**WHAT YOU NEED TO DO:** Word for word, transcribe the lines below and drop the pictures.
--
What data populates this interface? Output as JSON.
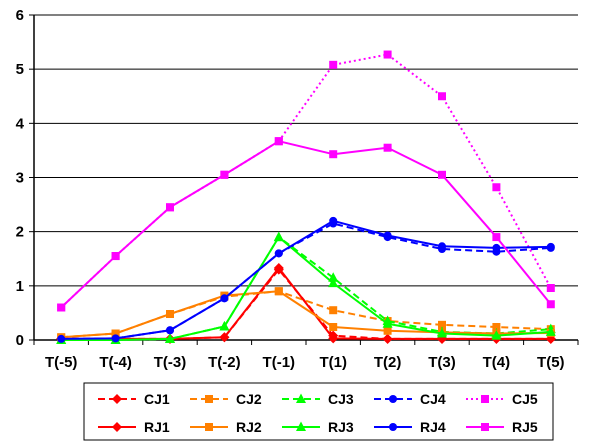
{
  "chart_data": {
    "type": "line",
    "title": "",
    "xlabel": "",
    "ylabel": "",
    "ylim": [
      0,
      6
    ],
    "yticks": [
      "0",
      "1",
      "2",
      "3",
      "4",
      "5",
      "6"
    ],
    "categories": [
      "T(-5)",
      "T(-4)",
      "T(-3)",
      "T(-2)",
      "T(-1)",
      "T(1)",
      "T(2)",
      "T(3)",
      "T(4)",
      "T(5)"
    ],
    "grid": "horizontal",
    "legend_position": "bottom",
    "series": [
      {
        "name": "CJ1",
        "color": "#ff0000",
        "style": "dashed",
        "marker": "diamond",
        "values": [
          0.02,
          0.02,
          0.02,
          0.05,
          1.3,
          0.08,
          0.02,
          0.02,
          0.02,
          0.02
        ]
      },
      {
        "name": "CJ2",
        "color": "#ff8000",
        "style": "dashed",
        "marker": "square",
        "values": [
          0.05,
          0.12,
          0.48,
          0.8,
          0.9,
          0.55,
          0.35,
          0.28,
          0.24,
          0.2
        ]
      },
      {
        "name": "CJ3",
        "color": "#00ff00",
        "style": "dashed",
        "marker": "triangle",
        "values": [
          0.0,
          0.0,
          0.02,
          0.25,
          1.9,
          1.15,
          0.35,
          0.15,
          0.12,
          0.2
        ]
      },
      {
        "name": "CJ4",
        "color": "#0000ff",
        "style": "dashed",
        "marker": "circle",
        "values": [
          0.02,
          0.03,
          0.18,
          0.77,
          1.6,
          2.15,
          1.9,
          1.68,
          1.63,
          1.7
        ]
      },
      {
        "name": "CJ5",
        "color": "#ff00ff",
        "style": "dotted",
        "marker": "square",
        "values": [
          0.6,
          1.55,
          2.45,
          3.05,
          3.67,
          5.08,
          5.27,
          4.5,
          2.82,
          0.96
        ]
      },
      {
        "name": "RJ1",
        "color": "#ff0000",
        "style": "solid",
        "marker": "diamond",
        "values": [
          0.02,
          0.02,
          0.02,
          0.05,
          1.33,
          0.03,
          0.02,
          0.02,
          0.02,
          0.02
        ]
      },
      {
        "name": "RJ2",
        "color": "#ff8000",
        "style": "solid",
        "marker": "square",
        "values": [
          0.05,
          0.12,
          0.48,
          0.82,
          0.9,
          0.24,
          0.17,
          0.14,
          0.12,
          0.13
        ]
      },
      {
        "name": "RJ3",
        "color": "#00ff00",
        "style": "solid",
        "marker": "triangle",
        "values": [
          0.0,
          0.0,
          0.02,
          0.25,
          1.9,
          1.05,
          0.3,
          0.12,
          0.08,
          0.15
        ]
      },
      {
        "name": "RJ4",
        "color": "#0000ff",
        "style": "solid",
        "marker": "circle",
        "values": [
          0.02,
          0.03,
          0.18,
          0.77,
          1.6,
          2.2,
          1.93,
          1.73,
          1.7,
          1.72
        ]
      },
      {
        "name": "RJ5",
        "color": "#ff00ff",
        "style": "solid",
        "marker": "square",
        "values": [
          0.6,
          1.55,
          2.45,
          3.05,
          3.67,
          3.43,
          3.55,
          3.05,
          1.9,
          0.66
        ]
      }
    ]
  }
}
--
**RESULT FOR THIS EXERCISE:**
What data populates this interface? Output as JSON.
{
  "chart_data": {
    "type": "line",
    "title": "",
    "xlabel": "",
    "ylabel": "",
    "ylim": [
      0,
      6
    ],
    "yticks": [
      "0",
      "1",
      "2",
      "3",
      "4",
      "5",
      "6"
    ],
    "categories": [
      "T(-5)",
      "T(-4)",
      "T(-3)",
      "T(-2)",
      "T(-1)",
      "T(1)",
      "T(2)",
      "T(3)",
      "T(4)",
      "T(5)"
    ],
    "grid": "horizontal",
    "legend_position": "bottom",
    "series": [
      {
        "name": "CJ1",
        "color": "#ff0000",
        "style": "dashed",
        "marker": "diamond",
        "values": [
          0.02,
          0.02,
          0.02,
          0.05,
          1.3,
          0.08,
          0.02,
          0.02,
          0.02,
          0.02
        ]
      },
      {
        "name": "CJ2",
        "color": "#ff8000",
        "style": "dashed",
        "marker": "square",
        "values": [
          0.05,
          0.12,
          0.48,
          0.8,
          0.9,
          0.55,
          0.35,
          0.28,
          0.24,
          0.2
        ]
      },
      {
        "name": "CJ3",
        "color": "#00ff00",
        "style": "dashed",
        "marker": "triangle",
        "values": [
          0.0,
          0.0,
          0.02,
          0.25,
          1.9,
          1.15,
          0.35,
          0.15,
          0.12,
          0.2
        ]
      },
      {
        "name": "CJ4",
        "color": "#0000ff",
        "style": "dashed",
        "marker": "circle",
        "values": [
          0.02,
          0.03,
          0.18,
          0.77,
          1.6,
          2.15,
          1.9,
          1.68,
          1.63,
          1.7
        ]
      },
      {
        "name": "CJ5",
        "color": "#ff00ff",
        "style": "dotted",
        "marker": "square",
        "values": [
          0.6,
          1.55,
          2.45,
          3.05,
          3.67,
          5.08,
          5.27,
          4.5,
          2.82,
          0.96
        ]
      },
      {
        "name": "RJ1",
        "color": "#ff0000",
        "style": "solid",
        "marker": "diamond",
        "values": [
          0.02,
          0.02,
          0.02,
          0.05,
          1.33,
          0.03,
          0.02,
          0.02,
          0.02,
          0.02
        ]
      },
      {
        "name": "RJ2",
        "color": "#ff8000",
        "style": "solid",
        "marker": "square",
        "values": [
          0.05,
          0.12,
          0.48,
          0.82,
          0.9,
          0.24,
          0.17,
          0.14,
          0.12,
          0.13
        ]
      },
      {
        "name": "RJ3",
        "color": "#00ff00",
        "style": "solid",
        "marker": "triangle",
        "values": [
          0.0,
          0.0,
          0.02,
          0.25,
          1.9,
          1.05,
          0.3,
          0.12,
          0.08,
          0.15
        ]
      },
      {
        "name": "RJ4",
        "color": "#0000ff",
        "style": "solid",
        "marker": "circle",
        "values": [
          0.02,
          0.03,
          0.18,
          0.77,
          1.6,
          2.2,
          1.93,
          1.73,
          1.7,
          1.72
        ]
      },
      {
        "name": "RJ5",
        "color": "#ff00ff",
        "style": "solid",
        "marker": "square",
        "values": [
          0.6,
          1.55,
          2.45,
          3.05,
          3.67,
          3.43,
          3.55,
          3.05,
          1.9,
          0.66
        ]
      }
    ]
  }
}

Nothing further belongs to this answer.